Stated exercise: Search the material for the word "Стрелецкая" and copy each line that holds it.

┄┄┄┄┄┄

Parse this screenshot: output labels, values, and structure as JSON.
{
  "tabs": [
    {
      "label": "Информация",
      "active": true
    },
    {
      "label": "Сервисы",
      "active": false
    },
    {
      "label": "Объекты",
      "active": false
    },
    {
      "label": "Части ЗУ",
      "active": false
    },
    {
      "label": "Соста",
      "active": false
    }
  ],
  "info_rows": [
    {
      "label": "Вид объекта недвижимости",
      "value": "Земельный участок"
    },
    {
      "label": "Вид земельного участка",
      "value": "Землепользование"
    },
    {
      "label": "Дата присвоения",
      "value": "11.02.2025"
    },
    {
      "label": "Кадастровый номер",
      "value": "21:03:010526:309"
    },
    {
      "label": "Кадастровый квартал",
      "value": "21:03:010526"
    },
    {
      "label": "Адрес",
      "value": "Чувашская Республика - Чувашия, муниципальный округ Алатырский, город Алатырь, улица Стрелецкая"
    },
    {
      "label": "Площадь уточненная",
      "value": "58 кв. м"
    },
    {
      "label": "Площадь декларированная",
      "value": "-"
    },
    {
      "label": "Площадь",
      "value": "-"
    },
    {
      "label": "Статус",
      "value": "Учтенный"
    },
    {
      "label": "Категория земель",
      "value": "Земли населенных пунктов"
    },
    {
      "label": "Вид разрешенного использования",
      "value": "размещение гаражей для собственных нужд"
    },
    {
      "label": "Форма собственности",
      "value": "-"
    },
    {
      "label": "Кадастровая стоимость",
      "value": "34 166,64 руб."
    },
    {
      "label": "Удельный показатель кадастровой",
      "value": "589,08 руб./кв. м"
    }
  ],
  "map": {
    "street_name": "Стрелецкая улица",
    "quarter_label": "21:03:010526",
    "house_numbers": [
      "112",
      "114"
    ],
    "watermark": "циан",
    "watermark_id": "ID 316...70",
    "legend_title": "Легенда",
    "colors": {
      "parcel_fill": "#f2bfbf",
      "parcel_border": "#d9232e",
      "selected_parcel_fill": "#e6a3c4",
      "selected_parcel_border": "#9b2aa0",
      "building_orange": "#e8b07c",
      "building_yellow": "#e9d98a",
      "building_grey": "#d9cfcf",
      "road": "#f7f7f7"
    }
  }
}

┄┄┄┄┄┄

In response:
      "value": "Чувашская Республика - Чувашия, муниципальный округ Алатырский, город Алатырь, улица Стрелецкая"
    "street_name": "Стрелецкая улица",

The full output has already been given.